INSTRUCTION = Output an exact reproduction of the data.

----- PROVIDED INFORMATION

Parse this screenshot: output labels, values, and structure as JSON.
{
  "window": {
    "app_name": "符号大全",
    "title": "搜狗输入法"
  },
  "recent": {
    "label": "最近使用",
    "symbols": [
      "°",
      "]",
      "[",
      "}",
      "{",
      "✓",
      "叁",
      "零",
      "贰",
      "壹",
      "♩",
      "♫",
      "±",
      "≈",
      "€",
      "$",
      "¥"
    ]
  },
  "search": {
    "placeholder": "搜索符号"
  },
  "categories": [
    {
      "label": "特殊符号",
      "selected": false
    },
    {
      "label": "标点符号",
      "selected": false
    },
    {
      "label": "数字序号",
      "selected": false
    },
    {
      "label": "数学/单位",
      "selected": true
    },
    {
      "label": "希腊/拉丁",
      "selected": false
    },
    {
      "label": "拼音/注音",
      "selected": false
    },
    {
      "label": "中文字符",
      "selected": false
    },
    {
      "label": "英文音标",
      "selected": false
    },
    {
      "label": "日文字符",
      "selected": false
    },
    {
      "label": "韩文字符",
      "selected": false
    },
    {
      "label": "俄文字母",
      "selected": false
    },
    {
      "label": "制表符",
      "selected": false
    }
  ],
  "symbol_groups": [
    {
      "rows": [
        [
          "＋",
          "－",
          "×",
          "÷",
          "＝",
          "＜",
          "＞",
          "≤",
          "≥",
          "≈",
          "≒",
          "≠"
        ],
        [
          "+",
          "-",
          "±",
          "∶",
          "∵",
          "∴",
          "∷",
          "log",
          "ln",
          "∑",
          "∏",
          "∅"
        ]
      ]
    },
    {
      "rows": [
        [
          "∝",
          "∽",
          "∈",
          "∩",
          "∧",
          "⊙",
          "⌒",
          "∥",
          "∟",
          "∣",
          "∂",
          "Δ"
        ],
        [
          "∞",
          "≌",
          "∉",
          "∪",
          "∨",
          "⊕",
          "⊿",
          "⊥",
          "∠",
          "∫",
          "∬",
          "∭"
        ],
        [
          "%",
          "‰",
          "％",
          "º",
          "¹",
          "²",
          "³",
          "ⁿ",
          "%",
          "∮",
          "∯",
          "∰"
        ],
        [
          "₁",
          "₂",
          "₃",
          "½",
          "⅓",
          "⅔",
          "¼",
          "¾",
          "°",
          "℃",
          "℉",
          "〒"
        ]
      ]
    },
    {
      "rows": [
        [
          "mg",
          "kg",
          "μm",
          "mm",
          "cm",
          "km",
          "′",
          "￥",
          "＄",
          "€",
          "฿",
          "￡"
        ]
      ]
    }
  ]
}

----------

PROBLEM SOLUTION =
Parse this screenshot: output labels, values, and structure as JSON.
{
  "window": {
    "app_name": "符号大全",
    "title": "搜狗输入法"
  },
  "recent": {
    "label": "最近使用",
    "symbols": [
      "°",
      "]",
      "[",
      "}",
      "{",
      "✓",
      "叁",
      "零",
      "贰",
      "壹",
      "♩",
      "♫",
      "±",
      "≈",
      "€",
      "$",
      "¥"
    ]
  },
  "search": {
    "placeholder": "搜索符号"
  },
  "categories": [
    {
      "label": "特殊符号",
      "selected": false
    },
    {
      "label": "标点符号",
      "selected": false
    },
    {
      "label": "数字序号",
      "selected": false
    },
    {
      "label": "数学/单位",
      "selected": true
    },
    {
      "label": "希腊/拉丁",
      "selected": false
    },
    {
      "label": "拼音/注音",
      "selected": false
    },
    {
      "label": "中文字符",
      "selected": false
    },
    {
      "label": "英文音标",
      "selected": false
    },
    {
      "label": "日文字符",
      "selected": false
    },
    {
      "label": "韩文字符",
      "selected": false
    },
    {
      "label": "俄文字母",
      "selected": false
    },
    {
      "label": "制表符",
      "selected": false
    }
  ],
  "symbol_groups": [
    {
      "rows": [
        [
          "＋",
          "－",
          "×",
          "÷",
          "＝",
          "＜",
          "＞",
          "≤",
          "≥",
          "≈",
          "≒",
          "≠"
        ],
        [
          "+",
          "-",
          "±",
          "∶",
          "∵",
          "∴",
          "∷",
          "log",
          "ln",
          "∑",
          "∏",
          "∅"
        ]
      ]
    },
    {
      "rows": [
        [
          "∝",
          "∽",
          "∈",
          "∩",
          "∧",
          "⊙",
          "⌒",
          "∥",
          "∟",
          "∣",
          "∂",
          "Δ"
        ],
        [
          "∞",
          "≌",
          "∉",
          "∪",
          "∨",
          "⊕",
          "⊿",
          "⊥",
          "∠",
          "∫",
          "∬",
          "∭"
        ],
        [
          "%",
          "‰",
          "％",
          "º",
          "¹",
          "²",
          "³",
          "ⁿ",
          "%",
          "∮",
          "∯",
          "∰"
        ],
        [
          "₁",
          "₂",
          "₃",
          "½",
          "⅓",
          "⅔",
          "¼",
          "¾",
          "°",
          "℃",
          "℉",
          "〒"
        ]
      ]
    },
    {
      "rows": [
        [
          "mg",
          "kg",
          "μm",
          "mm",
          "cm",
          "km",
          "′",
          "￥",
          "＄",
          "€",
          "฿",
          "￡"
        ]
      ]
    }
  ]
}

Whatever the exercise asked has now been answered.